Your objective - Reproduce every line of the records below verbatim, without any changes.

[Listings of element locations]

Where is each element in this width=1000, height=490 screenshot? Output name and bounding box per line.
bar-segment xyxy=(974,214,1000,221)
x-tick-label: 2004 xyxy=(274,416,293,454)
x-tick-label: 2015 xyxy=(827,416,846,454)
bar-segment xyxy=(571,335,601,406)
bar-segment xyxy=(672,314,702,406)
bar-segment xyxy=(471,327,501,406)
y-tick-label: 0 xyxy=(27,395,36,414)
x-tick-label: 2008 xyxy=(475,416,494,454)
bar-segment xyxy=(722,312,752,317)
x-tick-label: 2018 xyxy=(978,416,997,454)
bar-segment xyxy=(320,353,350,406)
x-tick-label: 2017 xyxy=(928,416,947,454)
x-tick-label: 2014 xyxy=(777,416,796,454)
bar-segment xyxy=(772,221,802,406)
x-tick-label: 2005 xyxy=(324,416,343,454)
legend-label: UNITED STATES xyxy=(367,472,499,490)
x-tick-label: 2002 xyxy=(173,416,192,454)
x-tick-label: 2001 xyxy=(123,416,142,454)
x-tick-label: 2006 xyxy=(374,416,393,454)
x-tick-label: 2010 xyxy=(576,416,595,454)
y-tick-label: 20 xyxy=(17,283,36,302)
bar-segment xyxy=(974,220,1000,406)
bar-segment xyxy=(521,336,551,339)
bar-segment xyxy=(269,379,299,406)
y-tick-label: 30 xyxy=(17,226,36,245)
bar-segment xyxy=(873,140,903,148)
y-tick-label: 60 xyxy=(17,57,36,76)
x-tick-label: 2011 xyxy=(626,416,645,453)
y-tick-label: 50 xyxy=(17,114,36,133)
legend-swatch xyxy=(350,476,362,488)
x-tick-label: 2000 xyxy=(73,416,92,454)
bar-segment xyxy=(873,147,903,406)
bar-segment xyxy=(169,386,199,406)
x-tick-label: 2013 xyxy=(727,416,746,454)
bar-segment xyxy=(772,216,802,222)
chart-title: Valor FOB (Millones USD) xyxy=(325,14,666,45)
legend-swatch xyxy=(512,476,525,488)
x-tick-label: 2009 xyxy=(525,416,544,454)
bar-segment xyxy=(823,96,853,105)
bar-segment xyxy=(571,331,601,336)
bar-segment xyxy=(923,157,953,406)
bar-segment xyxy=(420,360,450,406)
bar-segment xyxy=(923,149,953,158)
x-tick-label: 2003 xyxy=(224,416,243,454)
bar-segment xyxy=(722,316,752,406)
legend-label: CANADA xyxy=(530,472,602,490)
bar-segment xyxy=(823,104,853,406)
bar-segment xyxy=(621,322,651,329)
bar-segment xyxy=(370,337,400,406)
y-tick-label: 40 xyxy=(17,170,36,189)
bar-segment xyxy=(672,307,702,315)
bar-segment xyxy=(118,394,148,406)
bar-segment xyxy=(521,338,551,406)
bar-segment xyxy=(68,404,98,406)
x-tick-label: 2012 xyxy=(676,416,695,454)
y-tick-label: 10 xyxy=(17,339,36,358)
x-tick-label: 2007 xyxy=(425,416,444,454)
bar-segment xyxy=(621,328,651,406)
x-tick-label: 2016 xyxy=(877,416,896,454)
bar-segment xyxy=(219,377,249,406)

Written answer -
Where is each element in this width=1000, height=490 screenshot? Output name and bounding box per line.
bar-segment xyxy=(974,214,1000,221)
x-tick-label: 2004 xyxy=(274,416,293,454)
x-tick-label: 2015 xyxy=(827,416,846,454)
bar-segment xyxy=(571,335,601,406)
bar-segment xyxy=(672,314,702,406)
bar-segment xyxy=(471,327,501,406)
y-tick-label: 0 xyxy=(27,395,36,414)
x-tick-label: 2008 xyxy=(475,416,494,454)
bar-segment xyxy=(722,312,752,317)
x-tick-label: 2018 xyxy=(978,416,997,454)
bar-segment xyxy=(320,353,350,406)
x-tick-label: 2017 xyxy=(928,416,947,454)
x-tick-label: 2014 xyxy=(777,416,796,454)
bar-segment xyxy=(772,221,802,406)
x-tick-label: 2005 xyxy=(324,416,343,454)
legend-label: UNITED STATES xyxy=(367,472,499,490)
x-tick-label: 2002 xyxy=(173,416,192,454)
x-tick-label: 2001 xyxy=(123,416,142,454)
x-tick-label: 2006 xyxy=(374,416,393,454)
x-tick-label: 2010 xyxy=(576,416,595,454)
y-tick-label: 20 xyxy=(17,283,36,302)
bar-segment xyxy=(974,220,1000,406)
bar-segment xyxy=(521,336,551,339)
bar-segment xyxy=(269,379,299,406)
y-tick-label: 30 xyxy=(17,226,36,245)
bar-segment xyxy=(873,140,903,148)
y-tick-label: 60 xyxy=(17,57,36,76)
x-tick-label: 2011 xyxy=(626,416,645,453)
y-tick-label: 50 xyxy=(17,114,36,133)
legend-swatch xyxy=(350,476,362,488)
x-tick-label: 2000 xyxy=(73,416,92,454)
bar-segment xyxy=(873,147,903,406)
bar-segment xyxy=(169,386,199,406)
x-tick-label: 2013 xyxy=(727,416,746,454)
bar-segment xyxy=(772,216,802,222)
chart-title: Valor FOB (Millones USD) xyxy=(325,14,666,45)
legend-swatch xyxy=(512,476,525,488)
x-tick-label: 2009 xyxy=(525,416,544,454)
bar-segment xyxy=(823,96,853,105)
bar-segment xyxy=(571,331,601,336)
bar-segment xyxy=(923,157,953,406)
bar-segment xyxy=(420,360,450,406)
bar-segment xyxy=(923,149,953,158)
x-tick-label: 2003 xyxy=(224,416,243,454)
bar-segment xyxy=(722,316,752,406)
legend-label: CANADA xyxy=(530,472,602,490)
bar-segment xyxy=(823,104,853,406)
bar-segment xyxy=(621,322,651,329)
bar-segment xyxy=(370,337,400,406)
y-tick-label: 40 xyxy=(17,170,36,189)
bar-segment xyxy=(672,307,702,315)
bar-segment xyxy=(118,394,148,406)
bar-segment xyxy=(521,338,551,406)
bar-segment xyxy=(68,404,98,406)
x-tick-label: 2012 xyxy=(676,416,695,454)
y-tick-label: 10 xyxy=(17,339,36,358)
x-tick-label: 2007 xyxy=(425,416,444,454)
bar-segment xyxy=(621,328,651,406)
x-tick-label: 2016 xyxy=(877,416,896,454)
bar-segment xyxy=(219,377,249,406)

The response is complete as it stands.